• _DATA SHOWN_
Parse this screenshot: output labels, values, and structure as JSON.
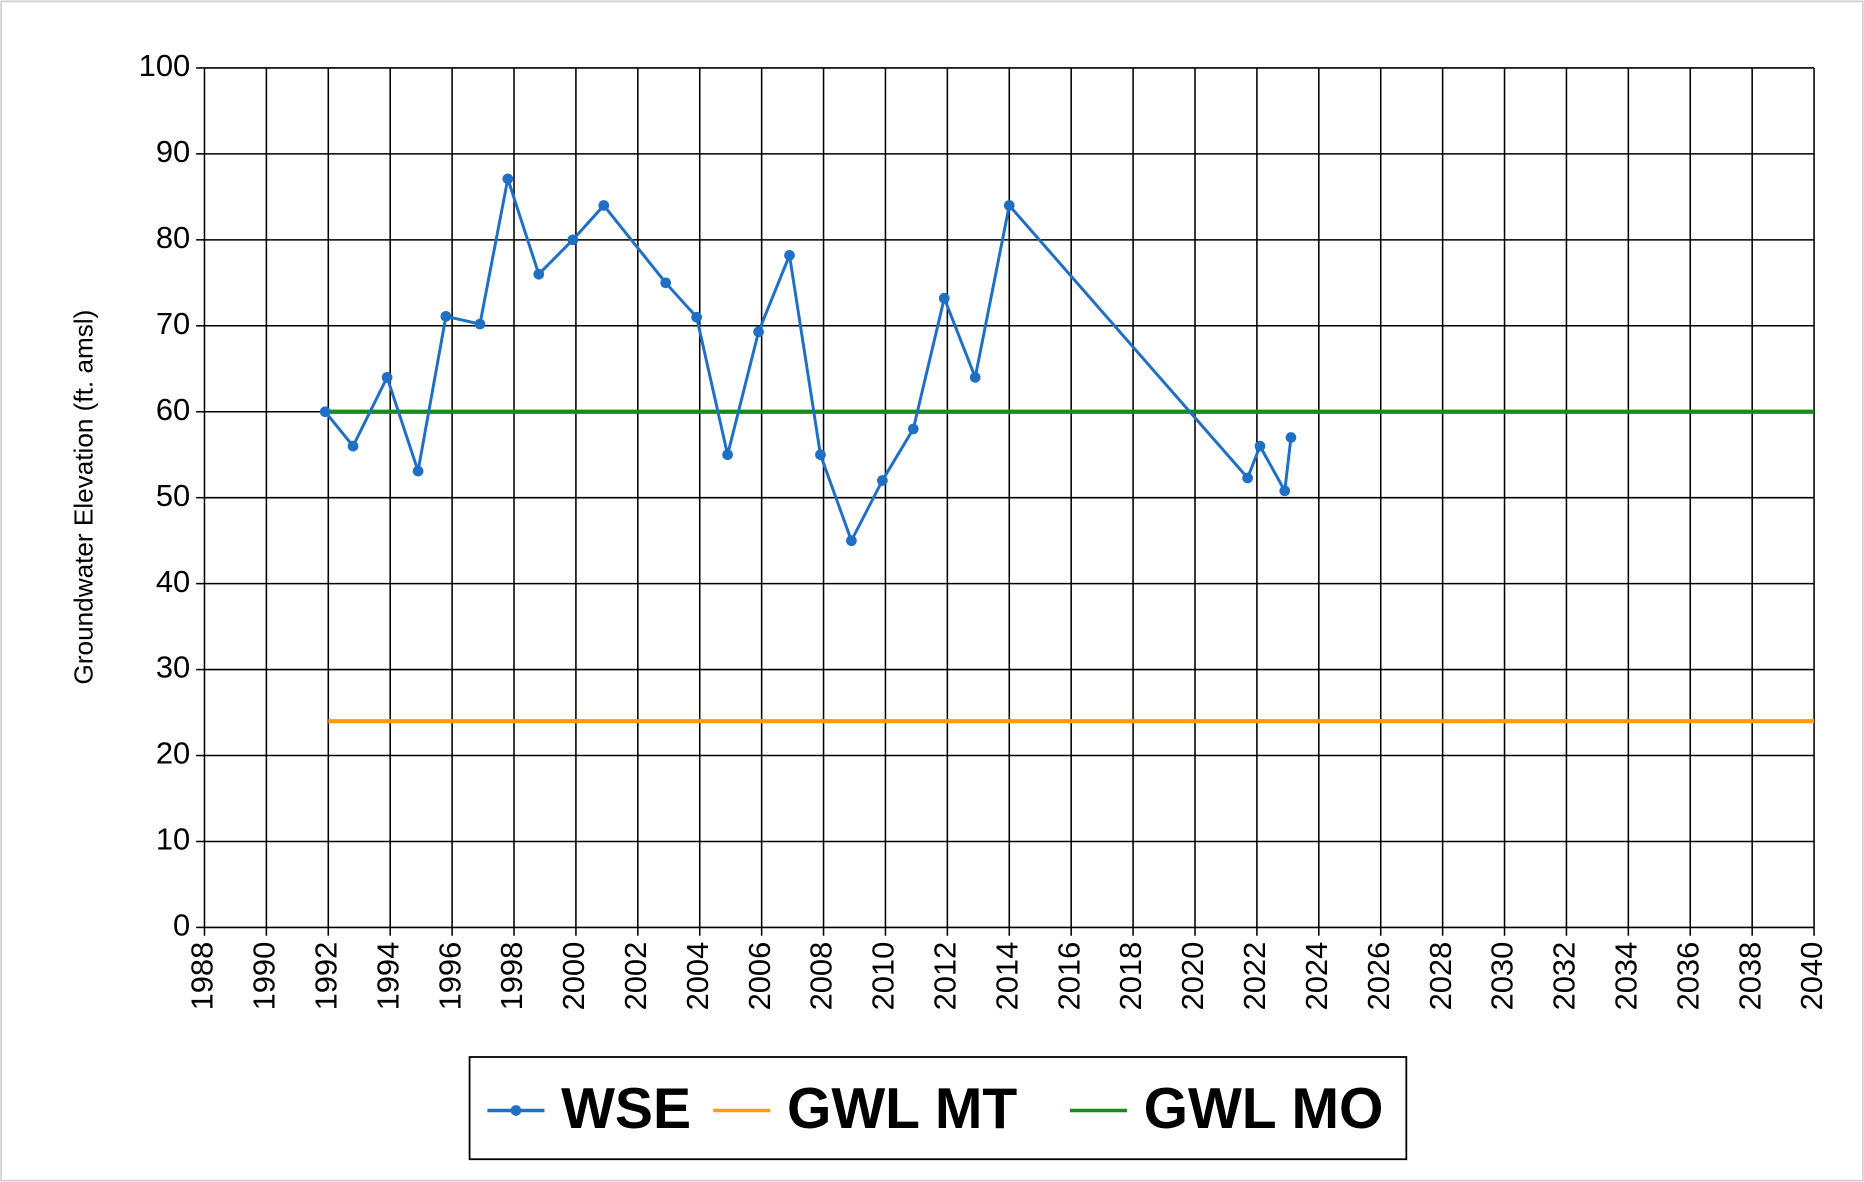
{
  "chart_data": {
    "type": "line",
    "ylabel": "Groundwater Elevation (ft. amsl)",
    "xlim": [
      1988,
      2040
    ],
    "xticks": [
      1988,
      1990,
      1992,
      1994,
      1996,
      1998,
      2000,
      2002,
      2004,
      2006,
      2008,
      2010,
      2012,
      2014,
      2016,
      2018,
      2020,
      2022,
      2024,
      2026,
      2028,
      2030,
      2032,
      2034,
      2036,
      2038,
      2040
    ],
    "ylim": [
      0,
      100
    ],
    "yticks": [
      0,
      10,
      20,
      30,
      40,
      50,
      60,
      70,
      80,
      90,
      100
    ],
    "grid": true,
    "legend": "bottom",
    "series": [
      {
        "name": "WSE",
        "color": "#1f6fc5",
        "markers": true,
        "x": [
          1991.9,
          1992.8,
          1993.9,
          1994.9,
          1995.8,
          1996.9,
          1997.8,
          1998.8,
          1999.9,
          2000.9,
          2002.9,
          2003.9,
          2004.9,
          2005.9,
          2006.9,
          2007.9,
          2008.9,
          2009.9,
          2010.9,
          2011.9,
          2012.9,
          2014.0,
          2021.7,
          2022.1,
          2022.9,
          2023.1
        ],
        "values": [
          60,
          56,
          64,
          53.1,
          71.1,
          70.2,
          87.1,
          76,
          80,
          84,
          75,
          71,
          55,
          69.3,
          78.2,
          55,
          45,
          52,
          58,
          73.2,
          64,
          84,
          52.3,
          56,
          50.8,
          57
        ]
      },
      {
        "name": "GWL MT",
        "color": "#ff9a0a",
        "markers": false,
        "x": [
          1992,
          2040
        ],
        "values": [
          24,
          24
        ]
      },
      {
        "name": "GWL MO",
        "color": "#1a8a1a",
        "markers": false,
        "x": [
          1992,
          2040
        ],
        "values": [
          60,
          60
        ]
      }
    ]
  }
}
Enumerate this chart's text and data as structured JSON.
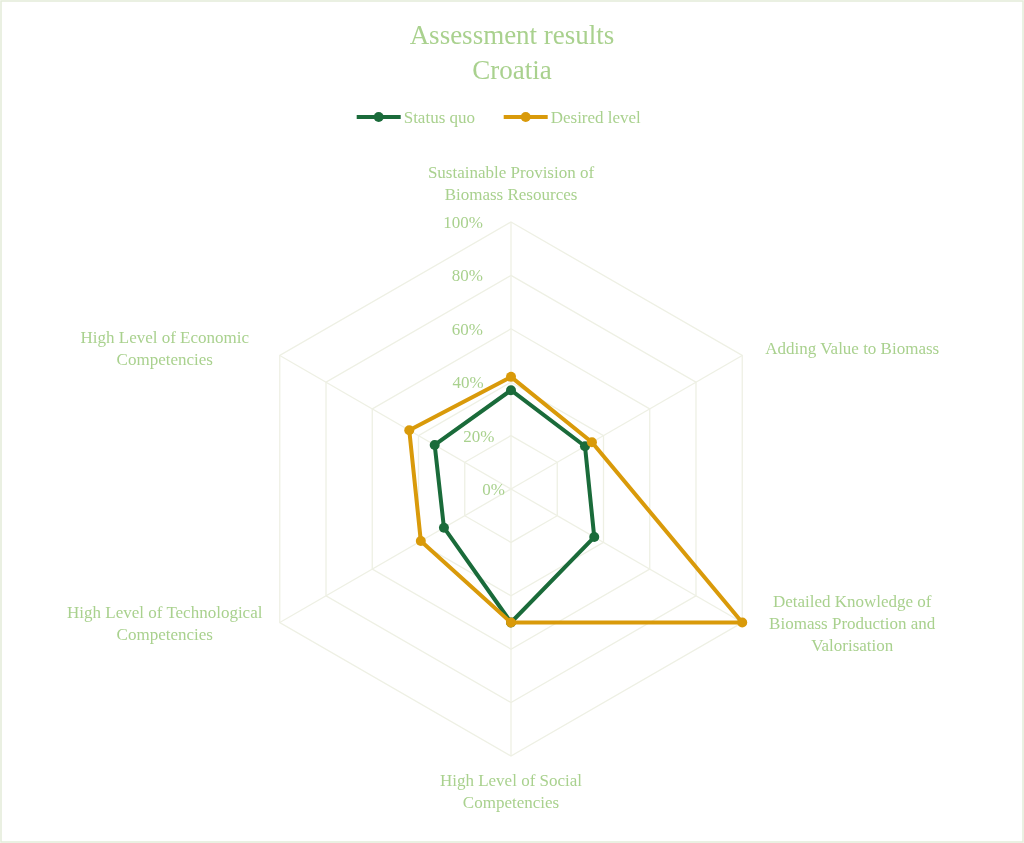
{
  "chart_data": {
    "type": "radar",
    "title": "Assessment results",
    "subtitle": "Croatia",
    "categories": [
      "Sustainable Provision of Biomass Resources",
      "Adding Value to Biomass",
      "Detailed Knowledge of Biomass Production and Valorisation",
      "High Level of Social Competencies",
      "High Level of Technological Competencies",
      "High Level of Economic Competencies"
    ],
    "series": [
      {
        "name": "Status quo",
        "color": "#1a6b3a",
        "values": [
          37,
          32,
          36,
          50,
          29,
          33
        ]
      },
      {
        "name": "Desired level",
        "color": "#d99a0a",
        "values": [
          42,
          35,
          100,
          50,
          39,
          44
        ]
      }
    ],
    "ylim": [
      0,
      100
    ],
    "yticks": [
      {
        "value": 0,
        "label": "0%"
      },
      {
        "value": 20,
        "label": "20%"
      },
      {
        "value": 40,
        "label": "40%"
      },
      {
        "value": 60,
        "label": "60%"
      },
      {
        "value": 80,
        "label": "80%"
      },
      {
        "value": 100,
        "label": "100%"
      }
    ],
    "grid": true,
    "legend": "top",
    "marker": "circle",
    "line_style": "solid"
  }
}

• _PROBLEM DESCRIPTION_
Make an exact copy of the records above, with the pictures left out.

• _FINISHED ANSWER_
Parse this screenshot: output labels, values, and structure as JSON.
{
  "chart_data": {
    "type": "line",
    "ylabel": "Groundwater Elevation (ft. amsl)",
    "xlim": [
      1988,
      2040
    ],
    "xticks": [
      1988,
      1990,
      1992,
      1994,
      1996,
      1998,
      2000,
      2002,
      2004,
      2006,
      2008,
      2010,
      2012,
      2014,
      2016,
      2018,
      2020,
      2022,
      2024,
      2026,
      2028,
      2030,
      2032,
      2034,
      2036,
      2038,
      2040
    ],
    "ylim": [
      0,
      100
    ],
    "yticks": [
      0,
      10,
      20,
      30,
      40,
      50,
      60,
      70,
      80,
      90,
      100
    ],
    "grid": true,
    "legend": "bottom",
    "series": [
      {
        "name": "WSE",
        "color": "#1f6fc5",
        "markers": true,
        "x": [
          1991.9,
          1992.8,
          1993.9,
          1994.9,
          1995.8,
          1996.9,
          1997.8,
          1998.8,
          1999.9,
          2000.9,
          2002.9,
          2003.9,
          2004.9,
          2005.9,
          2006.9,
          2007.9,
          2008.9,
          2009.9,
          2010.9,
          2011.9,
          2012.9,
          2014.0,
          2021.7,
          2022.1,
          2022.9,
          2023.1
        ],
        "values": [
          60,
          56,
          64,
          53.1,
          71.1,
          70.2,
          87.1,
          76,
          80,
          84,
          75,
          71,
          55,
          69.3,
          78.2,
          55,
          45,
          52,
          58,
          73.2,
          64,
          84,
          52.3,
          56,
          50.8,
          57
        ]
      },
      {
        "name": "GWL MT",
        "color": "#ff9a0a",
        "markers": false,
        "x": [
          1992,
          2040
        ],
        "values": [
          24,
          24
        ]
      },
      {
        "name": "GWL MO",
        "color": "#1a8a1a",
        "markers": false,
        "x": [
          1992,
          2040
        ],
        "values": [
          60,
          60
        ]
      }
    ]
  }
}
Enumerate this chart's text and data as structured JSON.
{
  "chart_data": {
    "type": "radar",
    "title": "Assessment results",
    "subtitle": "Croatia",
    "categories": [
      "Sustainable Provision of Biomass Resources",
      "Adding Value to Biomass",
      "Detailed Knowledge of Biomass Production and Valorisation",
      "High Level of Social Competencies",
      "High Level of Technological Competencies",
      "High Level of Economic Competencies"
    ],
    "series": [
      {
        "name": "Status quo",
        "color": "#1a6b3a",
        "values": [
          37,
          32,
          36,
          50,
          29,
          33
        ]
      },
      {
        "name": "Desired level",
        "color": "#d99a0a",
        "values": [
          42,
          35,
          100,
          50,
          39,
          44
        ]
      }
    ],
    "ylim": [
      0,
      100
    ],
    "yticks": [
      {
        "value": 0,
        "label": "0%"
      },
      {
        "value": 20,
        "label": "20%"
      },
      {
        "value": 40,
        "label": "40%"
      },
      {
        "value": 60,
        "label": "60%"
      },
      {
        "value": 80,
        "label": "80%"
      },
      {
        "value": 100,
        "label": "100%"
      }
    ],
    "grid": true,
    "legend": "top",
    "marker": "circle",
    "line_style": "solid"
  }
}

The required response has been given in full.